Stated task: Each line that holds the word "title" counts once; give the total for the records below and nothing else.

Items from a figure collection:
★ ★ ★ ★ ★
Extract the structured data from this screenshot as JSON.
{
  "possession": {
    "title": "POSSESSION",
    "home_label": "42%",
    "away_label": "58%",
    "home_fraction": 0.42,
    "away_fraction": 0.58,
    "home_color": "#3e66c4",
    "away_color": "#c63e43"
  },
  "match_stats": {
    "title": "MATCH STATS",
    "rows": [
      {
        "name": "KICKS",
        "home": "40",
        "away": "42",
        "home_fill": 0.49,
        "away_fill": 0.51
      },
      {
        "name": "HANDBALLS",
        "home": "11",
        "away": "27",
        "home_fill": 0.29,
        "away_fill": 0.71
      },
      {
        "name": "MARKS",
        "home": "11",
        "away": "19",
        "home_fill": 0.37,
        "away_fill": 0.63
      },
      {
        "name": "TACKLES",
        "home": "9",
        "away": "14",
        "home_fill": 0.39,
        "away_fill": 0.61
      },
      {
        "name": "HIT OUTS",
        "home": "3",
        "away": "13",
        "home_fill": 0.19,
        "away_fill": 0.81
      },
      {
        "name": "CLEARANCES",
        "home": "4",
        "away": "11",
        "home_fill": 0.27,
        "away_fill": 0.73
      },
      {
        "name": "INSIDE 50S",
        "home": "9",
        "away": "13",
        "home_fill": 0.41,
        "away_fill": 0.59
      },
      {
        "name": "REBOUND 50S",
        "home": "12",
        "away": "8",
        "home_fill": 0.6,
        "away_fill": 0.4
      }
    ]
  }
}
★ ★ ★ ★ ★
Worked answer: 2